**WHAT YOU NEED TO DO**
Would you repeat the listing exactly but omit every picture?

--- --- ---

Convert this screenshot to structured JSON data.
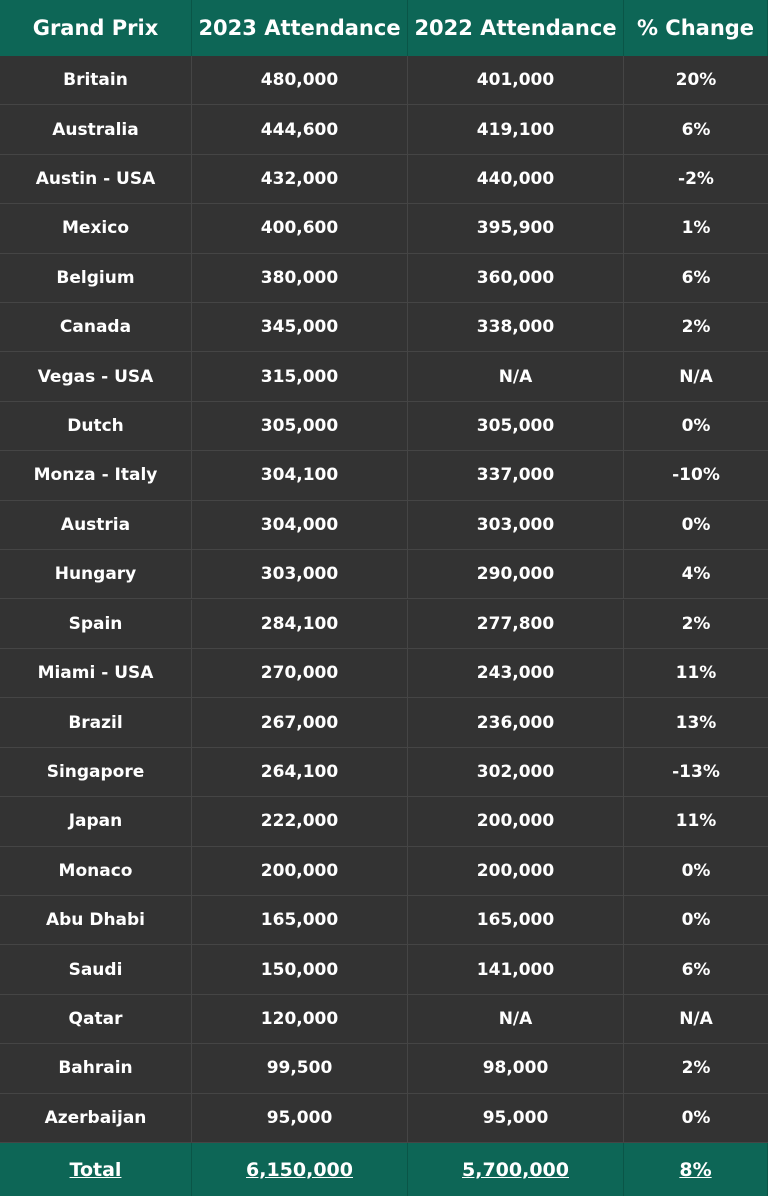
{
  "table": {
    "header": [
      "Grand Prix",
      "2023 Attendance",
      "2022 Attendance",
      "% Change"
    ],
    "rows": [
      [
        "Britain",
        "480,000",
        "401,000",
        "20%"
      ],
      [
        "Australia",
        "444,600",
        "419,100",
        "6%"
      ],
      [
        "Austin - USA",
        "432,000",
        "440,000",
        "-2%"
      ],
      [
        "Mexico",
        "400,600",
        "395,900",
        "1%"
      ],
      [
        "Belgium",
        "380,000",
        "360,000",
        "6%"
      ],
      [
        "Canada",
        "345,000",
        "338,000",
        "2%"
      ],
      [
        "Vegas - USA",
        "315,000",
        "N/A",
        "N/A"
      ],
      [
        "Dutch",
        "305,000",
        "305,000",
        "0%"
      ],
      [
        "Monza - Italy",
        "304,100",
        "337,000",
        "-10%"
      ],
      [
        "Austria",
        "304,000",
        "303,000",
        "0%"
      ],
      [
        "Hungary",
        "303,000",
        "290,000",
        "4%"
      ],
      [
        "Spain",
        "284,100",
        "277,800",
        "2%"
      ],
      [
        "Miami - USA",
        "270,000",
        "243,000",
        "11%"
      ],
      [
        "Brazil",
        "267,000",
        "236,000",
        "13%"
      ],
      [
        "Singapore",
        "264,100",
        "302,000",
        "-13%"
      ],
      [
        "Japan",
        "222,000",
        "200,000",
        "11%"
      ],
      [
        "Monaco",
        "200,000",
        "200,000",
        "0%"
      ],
      [
        "Abu Dhabi",
        "165,000",
        "165,000",
        "0%"
      ],
      [
        "Saudi",
        "150,000",
        "141,000",
        "6%"
      ],
      [
        "Qatar",
        "120,000",
        "N/A",
        "N/A"
      ],
      [
        "Bahrain",
        "99,500",
        "98,000",
        "2%"
      ],
      [
        "Azerbaijan",
        "95,000",
        "95,000",
        "0%"
      ]
    ],
    "total": [
      "Total",
      "6,150,000",
      "5,700,000",
      "8%"
    ]
  }
}
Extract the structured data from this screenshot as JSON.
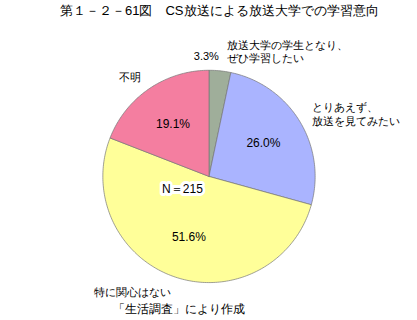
{
  "chart_data": {
    "type": "pie",
    "title": "第１－２－61図　CS放送による放送大学での学習意向",
    "categories": [
      "放送大学の学生となり、\nぜひ学習したい",
      "とりあえず、\n放送を見てみたい",
      "特に関心はない",
      "不明"
    ],
    "values": [
      3.3,
      26.0,
      51.6,
      19.1
    ],
    "value_labels": [
      "3.3%",
      "26.0%",
      "51.6%",
      "19.1%"
    ],
    "colors": [
      "#9fae9a",
      "#aab4ff",
      "#ffff99",
      "#f47ea0"
    ],
    "data_labels": true,
    "annotations": [
      "N＝215"
    ],
    "caption": "「生活調査」により作成"
  }
}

--- --- ---

**WRITTEN ANSWER**
Convert this screenshot to structured JSON data.
{
  "table": {
    "header": [
      "Grand Prix",
      "2023 Attendance",
      "2022 Attendance",
      "% Change"
    ],
    "rows": [
      [
        "Britain",
        "480,000",
        "401,000",
        "20%"
      ],
      [
        "Australia",
        "444,600",
        "419,100",
        "6%"
      ],
      [
        "Austin - USA",
        "432,000",
        "440,000",
        "-2%"
      ],
      [
        "Mexico",
        "400,600",
        "395,900",
        "1%"
      ],
      [
        "Belgium",
        "380,000",
        "360,000",
        "6%"
      ],
      [
        "Canada",
        "345,000",
        "338,000",
        "2%"
      ],
      [
        "Vegas - USA",
        "315,000",
        "N/A",
        "N/A"
      ],
      [
        "Dutch",
        "305,000",
        "305,000",
        "0%"
      ],
      [
        "Monza - Italy",
        "304,100",
        "337,000",
        "-10%"
      ],
      [
        "Austria",
        "304,000",
        "303,000",
        "0%"
      ],
      [
        "Hungary",
        "303,000",
        "290,000",
        "4%"
      ],
      [
        "Spain",
        "284,100",
        "277,800",
        "2%"
      ],
      [
        "Miami - USA",
        "270,000",
        "243,000",
        "11%"
      ],
      [
        "Brazil",
        "267,000",
        "236,000",
        "13%"
      ],
      [
        "Singapore",
        "264,100",
        "302,000",
        "-13%"
      ],
      [
        "Japan",
        "222,000",
        "200,000",
        "11%"
      ],
      [
        "Monaco",
        "200,000",
        "200,000",
        "0%"
      ],
      [
        "Abu Dhabi",
        "165,000",
        "165,000",
        "0%"
      ],
      [
        "Saudi",
        "150,000",
        "141,000",
        "6%"
      ],
      [
        "Qatar",
        "120,000",
        "N/A",
        "N/A"
      ],
      [
        "Bahrain",
        "99,500",
        "98,000",
        "2%"
      ],
      [
        "Azerbaijan",
        "95,000",
        "95,000",
        "0%"
      ]
    ],
    "total": [
      "Total",
      "6,150,000",
      "5,700,000",
      "8%"
    ]
  }
}
Extract the structured data from this screenshot as JSON.
{
  "chart_data": {
    "type": "pie",
    "title": "第１－２－61図　CS放送による放送大学での学習意向",
    "categories": [
      "放送大学の学生となり、\nぜひ学習したい",
      "とりあえず、\n放送を見てみたい",
      "特に関心はない",
      "不明"
    ],
    "values": [
      3.3,
      26.0,
      51.6,
      19.1
    ],
    "value_labels": [
      "3.3%",
      "26.0%",
      "51.6%",
      "19.1%"
    ],
    "colors": [
      "#9fae9a",
      "#aab4ff",
      "#ffff99",
      "#f47ea0"
    ],
    "data_labels": true,
    "annotations": [
      "N＝215"
    ],
    "caption": "「生活調査」により作成"
  }
}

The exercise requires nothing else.